++++ Exercise material ++++

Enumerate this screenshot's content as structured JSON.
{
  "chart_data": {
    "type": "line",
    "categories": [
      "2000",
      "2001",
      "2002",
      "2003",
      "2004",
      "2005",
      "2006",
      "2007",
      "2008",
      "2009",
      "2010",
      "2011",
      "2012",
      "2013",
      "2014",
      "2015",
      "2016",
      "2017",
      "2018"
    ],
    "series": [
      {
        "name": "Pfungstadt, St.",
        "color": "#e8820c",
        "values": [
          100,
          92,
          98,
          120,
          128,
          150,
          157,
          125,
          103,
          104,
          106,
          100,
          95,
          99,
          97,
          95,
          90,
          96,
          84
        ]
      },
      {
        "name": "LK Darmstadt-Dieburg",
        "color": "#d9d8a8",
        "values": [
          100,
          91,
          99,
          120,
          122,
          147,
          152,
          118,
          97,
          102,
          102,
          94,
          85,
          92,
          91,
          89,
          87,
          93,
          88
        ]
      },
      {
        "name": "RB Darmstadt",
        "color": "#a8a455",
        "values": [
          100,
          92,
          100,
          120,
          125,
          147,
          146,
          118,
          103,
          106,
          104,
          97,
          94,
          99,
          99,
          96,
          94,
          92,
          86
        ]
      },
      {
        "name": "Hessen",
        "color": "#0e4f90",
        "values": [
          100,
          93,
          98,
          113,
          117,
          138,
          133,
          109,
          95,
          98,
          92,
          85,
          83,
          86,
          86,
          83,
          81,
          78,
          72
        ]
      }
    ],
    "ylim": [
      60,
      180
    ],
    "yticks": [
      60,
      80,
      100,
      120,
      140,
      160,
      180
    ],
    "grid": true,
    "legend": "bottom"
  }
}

++++

*Exercise aim:*
Return every line from the records above that holds the word "name".

*Full response:*
        "name": "Pfungstadt, St.",
        "name": "LK Darmstadt-Dieburg",
        "name": "RB Darmstadt",
        "name": "Hessen",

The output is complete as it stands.